**EXTRAIT DU DOCUMENT:**
+ + + + +

Aller au contenu

Décohérence et chat de Schrödinger


Jeff Hawke

Messages recommandés

Posté

Vous passez à côté de la question. Le paradoxe ne résulte pas du fait que nous ne savons pas ce qui s'est passé dans la boîte fermée. Ni du fait que nous n'aurons la surprise du résultat qu'en l'ouvrant. Ni du fait qu'un phénomène quantique aléatoire puisse provoquer un évènement classique, si surprenant soit-il. Tout cela est absolument trivial.

 

Le paradoxe est dans le fait que l'équation de Schrödinger décrit les systèmes physiques, y compris, en principe, les chats, comme une superposition d'états plus ou moins probables, jusqu'à ce qu'une mesure physique vienne les réduire à un seul.

 

En choisissant bien ses paramètres, on pourrait, en principe, faire dire à l'équation (si elle était formalisable en pratique à ce niveau macroscopique) que les états ne sont que deux, et sont équiprobables et simultanés : Chat mort - Chat vivant. C'est évidemment difficile à admettre!

 

Mais puisque vous semblez avoir le goût des paradoxes, vous auriez pu citer l'interprétation d'Everett, pour qui, à chaque fois qu'un tel basculement quantique se présente, il se crée deux univers réels représentant chacun l'une des alternatives. Il y a donc autant d'univers réels que de possibles, donc une infinité, et l'état présent de notre conscience "nous situe" dans celui qui seul rend possible l'état présent de notre conscience...

 

Ah, la mécanique quantique!

  • Réponses 94
  • Créé
  • Dernière réponse
Posté
Vous passez à côté de la question.
Non, je ne pense pas, mais peut-être m'exprimé-je avec insuffisamment de clarté, ou bien vous ne me lisez pas...;)

+ + + + +

[Données de localisation des éléments]
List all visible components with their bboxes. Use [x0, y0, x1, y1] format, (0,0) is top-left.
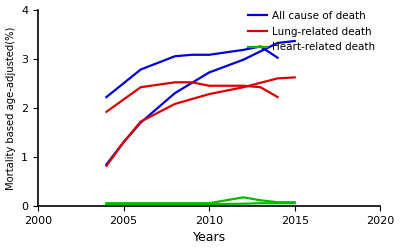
Lung-related death — [190, 81, 194, 84]
All cause of death — [241, 48, 246, 51]
Line: Lung-related death: Lung-related death — [106, 82, 278, 112]
All cause of death — [104, 96, 109, 98]
All cause of death — [172, 55, 177, 58]
All cause of death — [190, 53, 194, 56]
Heart-related death — [104, 202, 109, 205]
Lung-related death — [258, 86, 263, 89]
Heart-related death — [241, 196, 246, 199]
Y-axis label: Mortality based age-adjusted(%): Mortality based age-adjusted(%) — [6, 26, 16, 190]
Heart-related death — [207, 202, 212, 205]
Legend: All cause of death, Lung-related death, Heart-related death: All cause of death, Lung-related death, … — [248, 11, 375, 52]
Lung-related death — [275, 96, 280, 98]
All cause of death — [275, 56, 280, 59]
All cause of death — [138, 68, 143, 71]
Line: All cause of death: All cause of death — [106, 46, 278, 97]
X-axis label: Years: Years — [192, 232, 226, 244]
Lung-related death — [138, 86, 143, 89]
Line: Heart-related death: Heart-related death — [106, 197, 295, 203]
Heart-related death — [258, 199, 263, 202]
Lung-related death — [104, 110, 109, 113]
Heart-related death — [172, 202, 177, 205]
All cause of death — [258, 45, 263, 48]
Heart-related death — [138, 202, 143, 205]
Lung-related death — [172, 81, 177, 84]
Lung-related death — [241, 84, 246, 87]
Heart-related death — [292, 201, 297, 204]
Lung-related death — [207, 84, 212, 87]
Heart-related death — [275, 201, 280, 204]
All cause of death — [207, 53, 212, 56]
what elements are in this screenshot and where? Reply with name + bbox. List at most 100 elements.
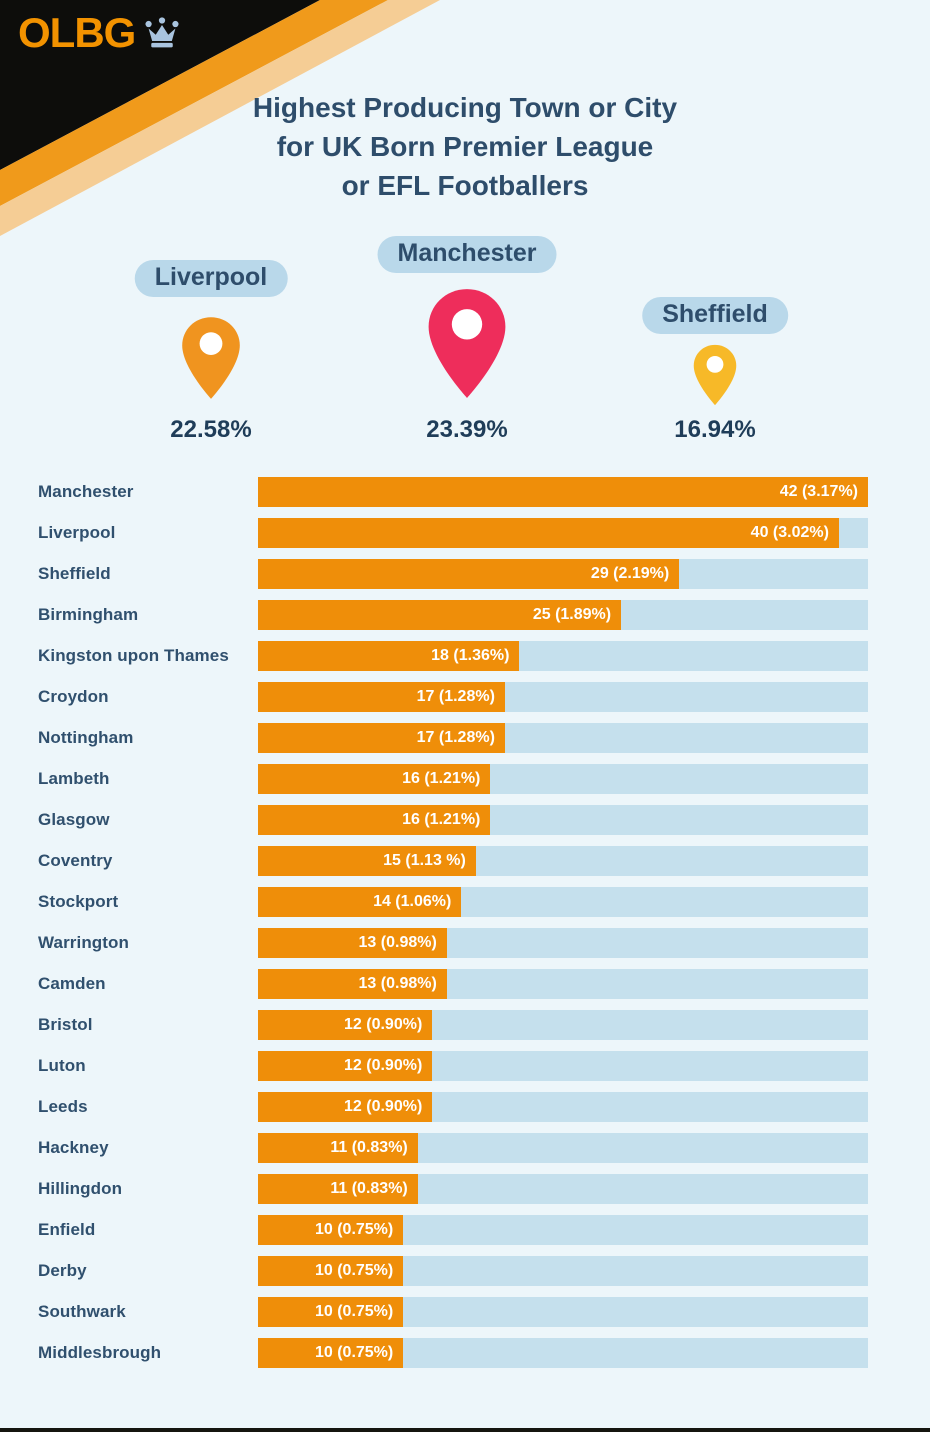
top-city-liverpool: Liverpool 22.58% — [101, 230, 321, 470]
bar-row-label: Stockport — [38, 892, 119, 911]
bar-value-label: 10 (0.75%) — [314, 1303, 394, 1320]
bar-value-label: 42 (3.17%) — [779, 483, 858, 500]
bar-row-label: Liverpool — [38, 523, 116, 542]
map-pin-icon — [692, 344, 738, 411]
top-city-sheffield: Sheffield 16.94% — [605, 230, 825, 470]
bar-track: 15 (1.13 %) — [258, 846, 868, 876]
bar-row-label: Enfield — [38, 1220, 96, 1239]
bar-track: 11 (0.83%) — [258, 1174, 868, 1204]
bar-value-label: 40 (3.02%) — [750, 524, 829, 541]
bar-value-label: 16 (1.21%) — [402, 811, 481, 828]
bar-fill: 16 (1.21%) — [258, 805, 491, 835]
bar-fill: 17 (1.28%) — [258, 682, 505, 712]
bar-fill: 18 (1.36%) — [258, 641, 520, 671]
bar-value-label: 16 (1.21%) — [402, 770, 481, 787]
bar-row-label: Hackney — [38, 1138, 109, 1157]
bar-row: Kingston upon Thames 18 (1.36%) — [38, 641, 868, 671]
bar-fill: 14 (1.06%) — [258, 887, 462, 917]
page-title: Highest Producing Town or City for UK Bo… — [0, 88, 930, 205]
bar-track: 25 (1.89%) — [258, 600, 868, 630]
bar-value-label: 29 (2.19%) — [590, 565, 670, 582]
bar-row-label: Nottingham — [38, 728, 134, 747]
bar-value-label: 17 (1.28%) — [416, 729, 495, 746]
brand-logo: OLBG — [18, 12, 182, 54]
bar-fill: 12 (0.90%) — [258, 1092, 433, 1122]
bar-row-label: Leeds — [38, 1097, 88, 1116]
bar-value-label: 10 (0.75%) — [314, 1262, 394, 1279]
bar-fill: 11 (0.83%) — [258, 1174, 418, 1204]
top-city-manchester: Manchester 23.39% — [357, 230, 577, 470]
bar-track: 10 (0.75%) — [258, 1256, 868, 1286]
bar-row: Croydon 17 (1.28%) — [38, 682, 868, 712]
bar-track: 12 (0.90%) — [258, 1010, 868, 1040]
bar-row: Hillingdon 11 (0.83%) — [38, 1174, 868, 1204]
title-line-1: Highest Producing Town or City — [252, 92, 678, 123]
bar-fill: 11 (0.83%) — [258, 1133, 418, 1163]
bar-track: 17 (1.28%) — [258, 723, 868, 753]
bar-row-label: Bristol — [38, 1015, 93, 1034]
bar-row: Leeds 12 (0.90%) — [38, 1092, 868, 1122]
city-label-pill: Liverpool — [134, 260, 288, 297]
bar-row: Lambeth 16 (1.21%) — [38, 764, 868, 794]
bar-row: Glasgow 16 (1.21%) — [38, 805, 868, 835]
title-line-2: for UK Born Premier League — [276, 131, 654, 162]
bar-track: 12 (0.90%) — [258, 1051, 868, 1081]
bar-fill: 42 (3.17%) — [258, 477, 868, 507]
bar-row-label: Sheffield — [38, 564, 111, 583]
bar-row: Sheffield 29 (2.19%) — [38, 559, 868, 589]
bar-fill: 10 (0.75%) — [258, 1256, 404, 1286]
bar-row: Nottingham 17 (1.28%) — [38, 723, 868, 753]
bar-value-label: 13 (0.98%) — [358, 934, 437, 951]
bar-row: Middlesbrough 10 (0.75%) — [38, 1338, 868, 1368]
bar-fill: 12 (0.90%) — [258, 1051, 433, 1081]
bar-row-label: Derby — [38, 1261, 87, 1280]
bar-fill: 25 (1.89%) — [258, 600, 622, 630]
bar-fill: 13 (0.98%) — [258, 928, 447, 958]
bar-value-label: 13 (0.98%) — [358, 975, 437, 992]
bar-track: 10 (0.75%) — [258, 1338, 868, 1368]
bar-row: Stockport 14 (1.06%) — [38, 887, 868, 917]
bar-value-label: 10 (0.75%) — [314, 1221, 394, 1238]
bar-row: Coventry 15 (1.13 %) — [38, 846, 868, 876]
bar-row: Luton 12 (0.90%) — [38, 1051, 868, 1081]
bar-row: Camden 13 (0.98%) — [38, 969, 868, 999]
bar-fill: 17 (1.28%) — [258, 723, 505, 753]
bar-track: 12 (0.90%) — [258, 1092, 868, 1122]
bar-track: 29 (2.19%) — [258, 559, 868, 589]
bar-value-label: 17 (1.28%) — [416, 688, 495, 705]
bar-track: 40 (3.02%) — [258, 518, 868, 548]
bar-track: 10 (0.75%) — [258, 1297, 868, 1327]
bar-row-label: Glasgow — [38, 810, 110, 829]
crown-icon — [142, 16, 182, 50]
city-percent: 16.94% — [674, 416, 756, 443]
bar-track: 16 (1.21%) — [258, 805, 868, 835]
bar-fill: 13 (0.98%) — [258, 969, 447, 999]
bar-track: 10 (0.75%) — [258, 1215, 868, 1245]
bar-row: Birmingham 25 (1.89%) — [38, 600, 868, 630]
bar-value-label: 11 (0.83%) — [330, 1180, 408, 1197]
city-label-pill: Manchester — [377, 236, 557, 273]
bar-track: 16 (1.21%) — [258, 764, 868, 794]
bar-fill: 40 (3.02%) — [258, 518, 839, 548]
city-percent: 23.39% — [426, 416, 508, 443]
bar-row-label: Southwark — [38, 1302, 126, 1321]
bar-row-label: Warrington — [38, 933, 130, 952]
bar-track: 42 (3.17%) — [258, 477, 868, 507]
logo-text: OLBG — [18, 9, 136, 56]
city-label-pill: Sheffield — [642, 297, 788, 334]
bar-track: 13 (0.98%) — [258, 969, 868, 999]
bar-fill: 10 (0.75%) — [258, 1338, 404, 1368]
bar-value-label: 12 (0.90%) — [344, 1098, 423, 1115]
bar-fill: 15 (1.13 %) — [258, 846, 476, 876]
bar-row-label: Middlesbrough — [38, 1343, 162, 1362]
bar-row: Manchester 42 (3.17%) — [38, 477, 868, 507]
bar-track: 17 (1.28%) — [258, 682, 868, 712]
map-pin-icon — [427, 287, 507, 405]
bar-track: 11 (0.83%) — [258, 1133, 868, 1163]
bar-fill: 10 (0.75%) — [258, 1215, 404, 1245]
bar-value-label: 15 (1.13 %) — [383, 852, 466, 869]
bar-value-label: 18 (1.36%) — [431, 647, 510, 664]
title-line-3: or EFL Footballers — [341, 170, 589, 201]
bar-row: Enfield 10 (0.75%) — [38, 1215, 868, 1245]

+ + + + +

**VOTRE TÂCHE:**
Renvoyez à l'identique le passage de l'extrait sur le chat de Schrödinger qui commence aux mots « Le paradoxe est » et s'arrête après « difficile à admettre! ». Appuyez-vous uniquement sur l'extrait, sans tenir compte des lignes.

**RÉSULTAT:**
Le paradoxe est dans le fait que l'équation de Schrödinger décrit les systèmes physiques, y compris, en principe, les chats, comme une superposition d'états plus ou moins probables, jusqu'à ce qu'une mesure physique vienne les réduire à un seul.

 

En choisissant bien ses paramètres, on pourrait, en principe, faire dire à l'équation (si elle était formalisable en pratique à ce niveau macroscopique) que les états ne sont que deux, et sont équiprobables et simultanés : Chat mort - Chat vivant. C'est évidemment difficile à admettre!